* DIRECTION:
Retype the material below. Keep every word exactly as it is.

* RECORDS PROVIDED:
- - -
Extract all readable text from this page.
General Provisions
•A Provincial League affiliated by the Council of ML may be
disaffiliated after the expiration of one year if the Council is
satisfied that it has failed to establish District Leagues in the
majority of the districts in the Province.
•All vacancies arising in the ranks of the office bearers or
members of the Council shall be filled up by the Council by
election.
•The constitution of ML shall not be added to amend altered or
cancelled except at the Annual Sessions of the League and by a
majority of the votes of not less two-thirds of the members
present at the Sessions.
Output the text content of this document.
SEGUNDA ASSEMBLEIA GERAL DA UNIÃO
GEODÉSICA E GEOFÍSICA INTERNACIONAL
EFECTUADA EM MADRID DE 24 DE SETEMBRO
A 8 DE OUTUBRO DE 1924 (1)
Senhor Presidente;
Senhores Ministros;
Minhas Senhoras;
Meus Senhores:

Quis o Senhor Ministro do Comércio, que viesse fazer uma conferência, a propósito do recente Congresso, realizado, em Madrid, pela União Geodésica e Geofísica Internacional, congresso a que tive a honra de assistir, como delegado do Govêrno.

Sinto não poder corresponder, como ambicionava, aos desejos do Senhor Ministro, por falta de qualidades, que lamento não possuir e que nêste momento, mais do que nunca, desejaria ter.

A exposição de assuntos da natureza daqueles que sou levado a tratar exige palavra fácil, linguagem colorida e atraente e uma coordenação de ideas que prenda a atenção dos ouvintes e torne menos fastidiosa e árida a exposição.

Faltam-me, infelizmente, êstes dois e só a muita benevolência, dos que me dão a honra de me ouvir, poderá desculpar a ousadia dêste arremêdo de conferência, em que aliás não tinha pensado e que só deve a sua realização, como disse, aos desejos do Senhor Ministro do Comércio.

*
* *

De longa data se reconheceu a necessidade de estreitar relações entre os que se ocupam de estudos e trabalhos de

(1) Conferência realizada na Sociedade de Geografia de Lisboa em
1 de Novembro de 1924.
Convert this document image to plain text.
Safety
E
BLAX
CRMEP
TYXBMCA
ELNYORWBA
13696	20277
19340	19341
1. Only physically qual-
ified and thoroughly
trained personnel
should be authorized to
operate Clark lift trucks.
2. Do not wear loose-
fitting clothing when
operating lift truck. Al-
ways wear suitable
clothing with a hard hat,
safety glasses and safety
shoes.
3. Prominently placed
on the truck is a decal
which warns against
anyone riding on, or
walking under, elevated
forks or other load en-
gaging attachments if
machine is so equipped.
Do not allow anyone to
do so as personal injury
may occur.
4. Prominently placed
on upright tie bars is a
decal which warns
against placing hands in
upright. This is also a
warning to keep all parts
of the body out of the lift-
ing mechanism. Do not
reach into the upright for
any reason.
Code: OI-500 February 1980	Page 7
- - -
* EXERCISE RESULT:
Extract all readable text from this page.
General Provisions
•A Provincial League affiliated by the Council of ML may be
disaffiliated after the expiration of one year if the Council is
satisfied that it has failed to establish District Leagues in the
majority of the districts in the Province.
•All vacancies arising in the ranks of the office bearers or
members of the Council shall be filled up by the Council by
election.
•The constitution of ML shall not be added to amend altered or
cancelled except at the Annual Sessions of the League and by a
majority of the votes of not less two-thirds of the members
present at the Sessions.
Output the text content of this document.
SEGUNDA ASSEMBLEIA GERAL DA UNIÃO
GEODÉSICA E GEOFÍSICA INTERNACIONAL
EFECTUADA EM MADRID DE 24 DE SETEMBRO
A 8 DE OUTUBRO DE 1924 (1)
Senhor Presidente;
Senhores Ministros;
Minhas Senhoras;
Meus Senhores:

Quis o Senhor Ministro do Comércio, que viesse fazer uma conferência, a propósito do recente Congresso, realizado, em Madrid, pela União Geodésica e Geofísica Internacional, congresso a que tive a honra de assistir, como delegado do Govêrno.

Sinto não poder corresponder, como ambicionava, aos desejos do Senhor Ministro, por falta de qualidades, que lamento não possuir e que nêste momento, mais do que nunca, desejaria ter.

A exposição de assuntos da natureza daqueles que sou levado a tratar exige palavra fácil, linguagem colorida e atraente e uma coordenação de ideas que prenda a atenção dos ouvintes e torne menos fastidiosa e árida a exposição.

Faltam-me, infelizmente, êstes dois e só a muita benevolência, dos que me dão a honra de me ouvir, poderá desculpar a ousadia dêste arremêdo de conferência, em que aliás não tinha pensado e que só deve a sua realização, como disse, aos desejos do Senhor Ministro do Comércio.

*
* *

De longa data se reconheceu a necessidade de estreitar relações entre os que se ocupam de estudos e trabalhos de

(1) Conferência realizada na Sociedade de Geografia de Lisboa em
1 de Novembro de 1924.
Convert this document image to plain text.
Safety
E
BLAX
CRMEP
TYXBMCA
ELNYORWBA
13696	20277
19340	19341
1. Only physically qual-
ified and thoroughly
trained personnel
should be authorized to
operate Clark lift trucks.
2. Do not wear loose-
fitting clothing when
operating lift truck. Al-
ways wear suitable
clothing with a hard hat,
safety glasses and safety
shoes.
3. Prominently placed
on the truck is a decal
which warns against
anyone riding on, or
walking under, elevated
forks or other load en-
gaging attachments if
machine is so equipped.
Do not allow anyone to
do so as personal injury
may occur.
4. Prominently placed
on upright tie bars is a
decal which warns
against placing hands in
upright. This is also a
warning to keep all parts
of the body out of the lift-
ing mechanism. Do not
reach into the upright for
any reason.
Code: OI-500 February 1980	Page 7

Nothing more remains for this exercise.